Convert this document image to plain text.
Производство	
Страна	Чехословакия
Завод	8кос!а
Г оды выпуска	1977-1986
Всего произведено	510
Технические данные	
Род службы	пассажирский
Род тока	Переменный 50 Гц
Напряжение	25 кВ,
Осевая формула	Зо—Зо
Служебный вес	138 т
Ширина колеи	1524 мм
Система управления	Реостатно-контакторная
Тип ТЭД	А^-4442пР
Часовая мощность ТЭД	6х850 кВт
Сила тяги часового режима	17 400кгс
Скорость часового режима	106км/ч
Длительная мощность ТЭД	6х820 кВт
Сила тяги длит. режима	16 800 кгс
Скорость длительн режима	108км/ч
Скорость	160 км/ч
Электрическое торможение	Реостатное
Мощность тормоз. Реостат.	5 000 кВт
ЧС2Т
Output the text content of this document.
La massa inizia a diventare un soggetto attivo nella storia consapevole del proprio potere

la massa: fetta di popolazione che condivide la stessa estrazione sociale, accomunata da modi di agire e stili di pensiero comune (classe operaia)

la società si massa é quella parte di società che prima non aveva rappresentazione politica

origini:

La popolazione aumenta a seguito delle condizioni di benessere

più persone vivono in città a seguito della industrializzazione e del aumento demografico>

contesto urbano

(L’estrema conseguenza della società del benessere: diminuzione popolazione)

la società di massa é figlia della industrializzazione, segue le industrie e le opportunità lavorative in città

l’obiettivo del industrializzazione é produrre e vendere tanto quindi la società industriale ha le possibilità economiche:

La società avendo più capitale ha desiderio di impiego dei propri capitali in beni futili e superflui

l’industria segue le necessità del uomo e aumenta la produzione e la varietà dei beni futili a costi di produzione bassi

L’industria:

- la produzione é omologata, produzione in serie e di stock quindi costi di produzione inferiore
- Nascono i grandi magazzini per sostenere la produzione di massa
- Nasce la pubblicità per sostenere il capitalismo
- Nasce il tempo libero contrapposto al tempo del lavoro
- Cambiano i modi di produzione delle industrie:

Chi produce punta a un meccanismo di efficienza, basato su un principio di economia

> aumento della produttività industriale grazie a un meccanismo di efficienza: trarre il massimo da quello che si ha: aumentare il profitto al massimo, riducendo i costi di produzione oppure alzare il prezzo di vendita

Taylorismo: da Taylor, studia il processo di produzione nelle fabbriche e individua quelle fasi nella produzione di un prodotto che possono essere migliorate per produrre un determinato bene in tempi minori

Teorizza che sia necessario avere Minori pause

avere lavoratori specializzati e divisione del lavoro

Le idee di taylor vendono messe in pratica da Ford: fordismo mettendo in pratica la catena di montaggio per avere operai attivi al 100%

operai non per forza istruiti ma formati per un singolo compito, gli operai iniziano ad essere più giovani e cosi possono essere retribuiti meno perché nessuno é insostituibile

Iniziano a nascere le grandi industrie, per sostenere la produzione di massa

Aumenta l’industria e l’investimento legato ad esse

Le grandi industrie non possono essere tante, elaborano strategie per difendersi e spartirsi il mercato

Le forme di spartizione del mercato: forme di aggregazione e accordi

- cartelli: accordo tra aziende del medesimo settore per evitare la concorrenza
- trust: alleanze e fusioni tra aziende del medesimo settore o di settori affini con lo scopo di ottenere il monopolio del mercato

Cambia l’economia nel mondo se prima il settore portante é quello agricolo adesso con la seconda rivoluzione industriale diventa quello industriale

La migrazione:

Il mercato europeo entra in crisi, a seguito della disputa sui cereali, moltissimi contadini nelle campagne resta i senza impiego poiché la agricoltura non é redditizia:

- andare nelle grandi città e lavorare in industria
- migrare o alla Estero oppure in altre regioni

### Set exercise
From the data above, gather every line that includes the word "seguito".

### Final result
La popolazione aumenta a seguito delle condizioni di benessere
più persone vivono in città a seguito della industrializzazione e del aumento demografico>
Il mercato europeo entra in crisi, a seguito della disputa sui cereali, moltissimi contadini nelle campagne resta i senza impiego poiché la agricoltura non é redditizia:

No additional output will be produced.